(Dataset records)
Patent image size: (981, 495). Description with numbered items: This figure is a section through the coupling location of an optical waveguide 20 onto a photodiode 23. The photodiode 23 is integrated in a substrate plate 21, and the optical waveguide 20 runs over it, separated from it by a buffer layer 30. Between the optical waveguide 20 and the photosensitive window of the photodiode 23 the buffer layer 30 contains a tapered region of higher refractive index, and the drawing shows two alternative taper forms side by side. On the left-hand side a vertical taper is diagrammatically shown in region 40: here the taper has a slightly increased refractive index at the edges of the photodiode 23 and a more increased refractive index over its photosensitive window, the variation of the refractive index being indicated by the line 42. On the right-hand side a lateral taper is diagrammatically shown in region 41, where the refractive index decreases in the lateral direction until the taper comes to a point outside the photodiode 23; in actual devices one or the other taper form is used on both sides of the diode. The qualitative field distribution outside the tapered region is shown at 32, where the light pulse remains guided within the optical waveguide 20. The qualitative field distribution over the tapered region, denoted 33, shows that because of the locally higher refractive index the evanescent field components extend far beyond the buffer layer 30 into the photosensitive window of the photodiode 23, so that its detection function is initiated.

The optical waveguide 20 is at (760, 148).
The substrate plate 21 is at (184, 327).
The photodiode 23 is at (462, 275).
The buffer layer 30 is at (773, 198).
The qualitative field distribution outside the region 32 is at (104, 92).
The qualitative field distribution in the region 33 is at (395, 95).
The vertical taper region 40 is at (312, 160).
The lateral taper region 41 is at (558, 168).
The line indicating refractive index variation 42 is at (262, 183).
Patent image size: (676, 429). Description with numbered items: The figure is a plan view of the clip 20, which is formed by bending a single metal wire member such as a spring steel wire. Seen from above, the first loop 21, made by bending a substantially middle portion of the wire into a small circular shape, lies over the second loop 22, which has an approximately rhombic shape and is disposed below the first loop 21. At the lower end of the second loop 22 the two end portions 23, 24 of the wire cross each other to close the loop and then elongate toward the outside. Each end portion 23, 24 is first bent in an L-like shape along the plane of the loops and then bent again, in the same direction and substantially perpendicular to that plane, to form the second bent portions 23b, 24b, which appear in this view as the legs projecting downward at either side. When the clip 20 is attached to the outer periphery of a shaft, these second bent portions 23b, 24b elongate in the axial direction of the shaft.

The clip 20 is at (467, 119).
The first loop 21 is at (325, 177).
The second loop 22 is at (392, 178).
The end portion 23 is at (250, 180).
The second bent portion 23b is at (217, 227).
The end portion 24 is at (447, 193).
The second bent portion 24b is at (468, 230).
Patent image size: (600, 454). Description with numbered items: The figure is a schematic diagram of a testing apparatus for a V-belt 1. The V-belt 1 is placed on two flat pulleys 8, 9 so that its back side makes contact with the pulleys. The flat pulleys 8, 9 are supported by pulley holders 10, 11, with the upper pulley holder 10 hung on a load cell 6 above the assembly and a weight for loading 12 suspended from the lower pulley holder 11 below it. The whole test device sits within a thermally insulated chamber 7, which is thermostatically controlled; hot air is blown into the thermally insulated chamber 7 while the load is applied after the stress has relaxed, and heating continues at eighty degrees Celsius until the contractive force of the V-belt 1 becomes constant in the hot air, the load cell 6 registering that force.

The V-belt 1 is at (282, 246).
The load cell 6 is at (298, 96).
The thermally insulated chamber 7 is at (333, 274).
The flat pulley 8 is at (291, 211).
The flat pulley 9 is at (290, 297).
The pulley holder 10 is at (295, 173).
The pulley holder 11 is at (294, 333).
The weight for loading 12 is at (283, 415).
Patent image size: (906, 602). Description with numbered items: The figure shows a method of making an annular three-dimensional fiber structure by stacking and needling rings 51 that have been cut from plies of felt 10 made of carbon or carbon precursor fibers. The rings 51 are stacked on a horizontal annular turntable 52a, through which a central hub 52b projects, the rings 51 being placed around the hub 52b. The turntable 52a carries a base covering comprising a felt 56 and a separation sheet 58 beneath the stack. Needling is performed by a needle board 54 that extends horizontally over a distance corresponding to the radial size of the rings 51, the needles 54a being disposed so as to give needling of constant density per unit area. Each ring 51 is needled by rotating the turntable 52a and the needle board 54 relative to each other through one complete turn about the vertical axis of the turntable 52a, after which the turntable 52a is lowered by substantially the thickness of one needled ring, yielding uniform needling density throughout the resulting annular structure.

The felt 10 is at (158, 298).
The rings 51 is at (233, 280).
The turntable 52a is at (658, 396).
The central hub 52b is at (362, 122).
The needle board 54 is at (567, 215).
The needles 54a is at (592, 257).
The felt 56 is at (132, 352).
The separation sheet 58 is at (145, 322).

• **WHAT THIS TASK INVOLVES**
Rewrite every one of the records above, replacing "Patent image size" with "Drawing dimensions" and leaving all other text unchanged.

• **TASK SOLUTION**
Drawing dimensions: (981, 495). Description with numbered items: This figure is a section through the coupling location of an optical waveguide 20 onto a photodiode 23. The photodiode 23 is integrated in a substrate plate 21, and the optical waveguide 20 runs over it, separated from it by a buffer layer 30. Between the optical waveguide 20 and the photosensitive window of the photodiode 23 the buffer layer 30 contains a tapered region of higher refractive index, and the drawing shows two alternative taper forms side by side. On the left-hand side a vertical taper is diagrammatically shown in region 40: here the taper has a slightly increased refractive index at the edges of the photodiode 23 and a more increased refractive index over its photosensitive window, the variation of the refractive index being indicated by the line 42. On the right-hand side a lateral taper is diagrammatically shown in region 41, where the refractive index decreases in the lateral direction until the taper comes to a point outside the photodiode 23; in actual devices one or the other taper form is used on both sides of the diode. The qualitative field distribution outside the tapered region is shown at 32, where the light pulse remains guided within the optical waveguide 20. The qualitative field distribution over the tapered region, denoted 33, shows that because of the locally higher refractive index the evanescent field components extend far beyond the buffer layer 30 into the photosensitive window of the photodiode 23, so that its detection function is initiated.

The optical waveguide 20 is at (760, 148).
The substrate plate 21 is at (184, 327).
The photodiode 23 is at (462, 275).
The buffer layer 30 is at (773, 198).
The qualitative field distribution outside the region 32 is at (104, 92).
The qualitative field distribution in the region 33 is at (395, 95).
The vertical taper region 40 is at (312, 160).
The lateral taper region 41 is at (558, 168).
The line indicating refractive index variation 42 is at (262, 183).
Drawing dimensions: (676, 429). Description with numbered items: The figure is a plan view of the clip 20, which is formed by bending a single metal wire member such as a spring steel wire. Seen from above, the first loop 21, made by bending a substantially middle portion of the wire into a small circular shape, lies over the second loop 22, which has an approximately rhombic shape and is disposed below the first loop 21. At the lower end of the second loop 22 the two end portions 23, 24 of the wire cross each other to close the loop and then elongate toward the outside. Each end portion 23, 24 is first bent in an L-like shape along the plane of the loops and then bent again, in the same direction and substantially perpendicular to that plane, to form the second bent portions 23b, 24b, which appear in this view as the legs projecting downward at either side. When the clip 20 is attached to the outer periphery of a shaft, these second bent portions 23b, 24b elongate in the axial direction of the shaft.

The clip 20 is at (467, 119).
The first loop 21 is at (325, 177).
The second loop 22 is at (392, 178).
The end portion 23 is at (250, 180).
The second bent portion 23b is at (217, 227).
The end portion 24 is at (447, 193).
The second bent portion 24b is at (468, 230).
Drawing dimensions: (600, 454). Description with numbered items: The figure is a schematic diagram of a testing apparatus for a V-belt 1. The V-belt 1 is placed on two flat pulleys 8, 9 so that its back side makes contact with the pulleys. The flat pulleys 8, 9 are supported by pulley holders 10, 11, with the upper pulley holder 10 hung on a load cell 6 above the assembly and a weight for loading 12 suspended from the lower pulley holder 11 below it. The whole test device sits within a thermally insulated chamber 7, which is thermostatically controlled; hot air is blown into the thermally insulated chamber 7 while the load is applied after the stress has relaxed, and heating continues at eighty degrees Celsius until the contractive force of the V-belt 1 becomes constant in the hot air, the load cell 6 registering that force.

The V-belt 1 is at (282, 246).
The load cell 6 is at (298, 96).
The thermally insulated chamber 7 is at (333, 274).
The flat pulley 8 is at (291, 211).
The flat pulley 9 is at (290, 297).
The pulley holder 10 is at (295, 173).
The pulley holder 11 is at (294, 333).
The weight for loading 12 is at (283, 415).
Drawing dimensions: (906, 602). Description with numbered items: The figure shows a method of making an annular three-dimensional fiber structure by stacking and needling rings 51 that have been cut from plies of felt 10 made of carbon or carbon precursor fibers. The rings 51 are stacked on a horizontal annular turntable 52a, through which a central hub 52b projects, the rings 51 being placed around the hub 52b. The turntable 52a carries a base covering comprising a felt 56 and a separation sheet 58 beneath the stack. Needling is performed by a needle board 54 that extends horizontally over a distance corresponding to the radial size of the rings 51, the needles 54a being disposed so as to give needling of constant density per unit area. Each ring 51 is needled by rotating the turntable 52a and the needle board 54 relative to each other through one complete turn about the vertical axis of the turntable 52a, after which the turntable 52a is lowered by substantially the thickness of one needled ring, yielding uniform needling density throughout the resulting annular structure.

The felt 10 is at (158, 298).
The rings 51 is at (233, 280).
The turntable 52a is at (658, 396).
The central hub 52b is at (362, 122).
The needle board 54 is at (567, 215).
The needles 54a is at (592, 257).
The felt 56 is at (132, 352).
The separation sheet 58 is at (145, 322).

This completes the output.